*** Exercise text

Hacker News new | ask | show | jobs
by vjerancrnjak 840 days ago
There's no preprocessing being done. This is pure computation, from the tokens to the outputs.

I was quite amazed that during 2014-2016, what was being done with dependency parsers, part-of-speech taggers, named entity recognizers, with very sophisticated methods (graphical models, regret minimizing policy learners, etc.) became fully obsolete for natural language processing. There was this period of sprinkling some hidden-markov-model/conditional-random-field on top of neural networks but even that disappeared very quickly.

There's no language modeling. Pure gradient descent into language comprehension.

2 comments

I don’t think all of those tools have become obsolete. NER, for example, can be performed way more efficiently with spaCy than prompting a GPT-style model, and without hallucination.
There was this assumption that for high level tasks you’ll need all of the low level preprocessing and that’s not the case.

For example, machine translation attempts were morphing the parse trees , document summarization was pruning the grammar trees etc.

******
*** Study material

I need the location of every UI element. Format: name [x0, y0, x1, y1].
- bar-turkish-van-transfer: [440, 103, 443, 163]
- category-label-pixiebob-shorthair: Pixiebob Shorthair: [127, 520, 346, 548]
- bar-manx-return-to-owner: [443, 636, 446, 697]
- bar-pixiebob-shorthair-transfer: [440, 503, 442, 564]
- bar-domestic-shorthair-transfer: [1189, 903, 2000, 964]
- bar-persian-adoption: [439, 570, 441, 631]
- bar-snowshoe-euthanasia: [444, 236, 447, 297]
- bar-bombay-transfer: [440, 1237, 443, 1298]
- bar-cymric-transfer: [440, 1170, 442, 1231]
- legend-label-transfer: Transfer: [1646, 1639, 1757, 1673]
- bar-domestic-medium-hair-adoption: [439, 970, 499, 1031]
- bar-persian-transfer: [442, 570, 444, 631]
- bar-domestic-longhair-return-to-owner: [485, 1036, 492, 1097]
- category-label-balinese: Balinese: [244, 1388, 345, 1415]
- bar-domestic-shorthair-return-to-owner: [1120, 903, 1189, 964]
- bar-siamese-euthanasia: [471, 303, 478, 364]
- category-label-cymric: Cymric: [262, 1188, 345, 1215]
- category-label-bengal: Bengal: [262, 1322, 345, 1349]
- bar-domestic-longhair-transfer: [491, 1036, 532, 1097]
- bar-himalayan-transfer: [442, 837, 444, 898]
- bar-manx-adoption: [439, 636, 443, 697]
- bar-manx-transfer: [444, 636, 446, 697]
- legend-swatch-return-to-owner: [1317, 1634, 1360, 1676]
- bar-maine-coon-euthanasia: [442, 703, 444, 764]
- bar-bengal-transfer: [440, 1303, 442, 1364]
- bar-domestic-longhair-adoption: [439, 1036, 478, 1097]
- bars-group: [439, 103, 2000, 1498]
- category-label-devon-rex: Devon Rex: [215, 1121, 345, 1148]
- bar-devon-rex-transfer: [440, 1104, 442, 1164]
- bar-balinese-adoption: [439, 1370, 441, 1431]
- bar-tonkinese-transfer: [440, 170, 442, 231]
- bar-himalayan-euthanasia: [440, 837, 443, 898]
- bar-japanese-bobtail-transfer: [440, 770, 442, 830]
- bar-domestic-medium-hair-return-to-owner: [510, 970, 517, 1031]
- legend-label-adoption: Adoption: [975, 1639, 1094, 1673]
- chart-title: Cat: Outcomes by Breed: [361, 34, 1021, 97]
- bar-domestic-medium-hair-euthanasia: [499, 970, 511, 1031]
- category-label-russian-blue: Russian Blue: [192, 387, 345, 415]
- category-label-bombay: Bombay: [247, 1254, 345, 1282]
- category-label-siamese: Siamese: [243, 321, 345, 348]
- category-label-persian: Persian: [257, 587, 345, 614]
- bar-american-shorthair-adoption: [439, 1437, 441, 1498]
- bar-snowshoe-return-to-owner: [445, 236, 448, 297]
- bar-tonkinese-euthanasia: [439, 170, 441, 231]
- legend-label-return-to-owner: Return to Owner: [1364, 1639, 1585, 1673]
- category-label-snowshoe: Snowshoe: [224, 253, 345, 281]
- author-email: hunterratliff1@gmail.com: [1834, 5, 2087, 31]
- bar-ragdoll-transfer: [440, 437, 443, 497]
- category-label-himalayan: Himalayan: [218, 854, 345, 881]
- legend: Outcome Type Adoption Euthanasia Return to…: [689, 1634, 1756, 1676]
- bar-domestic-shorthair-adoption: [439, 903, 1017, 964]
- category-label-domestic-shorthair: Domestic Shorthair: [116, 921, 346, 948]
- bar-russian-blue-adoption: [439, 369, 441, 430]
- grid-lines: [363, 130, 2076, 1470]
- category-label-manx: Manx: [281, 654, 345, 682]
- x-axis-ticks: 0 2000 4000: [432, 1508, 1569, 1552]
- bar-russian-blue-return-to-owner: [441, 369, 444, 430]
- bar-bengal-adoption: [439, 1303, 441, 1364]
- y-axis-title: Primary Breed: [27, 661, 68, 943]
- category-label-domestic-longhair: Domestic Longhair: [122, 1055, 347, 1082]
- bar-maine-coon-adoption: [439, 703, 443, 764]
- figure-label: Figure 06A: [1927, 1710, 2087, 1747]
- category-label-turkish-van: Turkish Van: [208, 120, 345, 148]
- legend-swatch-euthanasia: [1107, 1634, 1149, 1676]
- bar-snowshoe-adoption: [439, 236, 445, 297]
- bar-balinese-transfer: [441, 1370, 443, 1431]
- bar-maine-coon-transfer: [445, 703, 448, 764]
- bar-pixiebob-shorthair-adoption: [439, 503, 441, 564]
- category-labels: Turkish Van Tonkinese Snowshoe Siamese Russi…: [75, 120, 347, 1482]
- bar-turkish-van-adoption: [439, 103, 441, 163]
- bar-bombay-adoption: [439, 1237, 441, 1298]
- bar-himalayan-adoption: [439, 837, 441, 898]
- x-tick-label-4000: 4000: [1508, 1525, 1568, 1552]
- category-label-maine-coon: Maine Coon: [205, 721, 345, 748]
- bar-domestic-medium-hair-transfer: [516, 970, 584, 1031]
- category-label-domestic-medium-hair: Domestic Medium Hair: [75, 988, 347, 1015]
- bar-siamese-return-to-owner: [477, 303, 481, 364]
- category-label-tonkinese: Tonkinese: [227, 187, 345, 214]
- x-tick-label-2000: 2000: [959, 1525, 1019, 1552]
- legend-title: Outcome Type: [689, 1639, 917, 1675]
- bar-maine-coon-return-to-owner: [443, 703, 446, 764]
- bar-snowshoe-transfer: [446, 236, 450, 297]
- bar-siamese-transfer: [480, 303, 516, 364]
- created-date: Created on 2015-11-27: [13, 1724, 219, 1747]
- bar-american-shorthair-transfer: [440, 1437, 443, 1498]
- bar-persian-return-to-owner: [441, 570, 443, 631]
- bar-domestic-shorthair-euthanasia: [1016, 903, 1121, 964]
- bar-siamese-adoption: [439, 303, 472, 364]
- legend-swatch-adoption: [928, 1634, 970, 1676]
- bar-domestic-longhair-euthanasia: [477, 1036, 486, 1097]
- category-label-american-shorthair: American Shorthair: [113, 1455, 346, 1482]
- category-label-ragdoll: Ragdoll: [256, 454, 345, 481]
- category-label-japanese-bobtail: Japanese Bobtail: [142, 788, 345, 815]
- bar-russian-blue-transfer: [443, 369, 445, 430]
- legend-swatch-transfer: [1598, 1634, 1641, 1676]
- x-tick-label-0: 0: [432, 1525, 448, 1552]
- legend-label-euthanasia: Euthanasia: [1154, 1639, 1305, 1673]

******

Write the next part of the Hacker News thread about older natural language processing methods, picking up after its final sentence. The material comes from a different source than the text.

# Answer to this task
I don’t know what your high level task is, but if it’s just collecting names then I can see how a specialized system works well. Although, the underlying model for this can also be a NN, having something like HMM or CRF turned out to be unnecessary.

Oh, right. If the high-level task is to generate a translation or summary, I think that’s been swallowed up by the Bitter Lesson (though isn’t it an open question if decoder-only models are the best fit? I’d like to see a T5 with the scale and pretraining that newer models have had).

On the other hand, people seem to be using GPT-4 for simple text classification and entity extraction tasks that even a small BERT could do well at a fraction of the cost.

I agree it's neat on a technical level. However, as I'm sure the people making these models are well-aware, this is a pretty significant design limitation for matters where correctness is not a matter of opinion. Do you foresee the pendulum swinging back in the other direction once again to address correctness issues?
There is a very long-running joke in AI, going back to 1970s (or maybe even earlier?) that goes something like, "quality of results is inversely proportional to the number of linguists working on the project".

It seems that every time we try it, we find out that when model picks up the language structure on its own, it ends up being better at it than if we try to use our own understanding of language as a basis. Which does seem to imply that our own understanding is still rather limited and is not a very accurate model.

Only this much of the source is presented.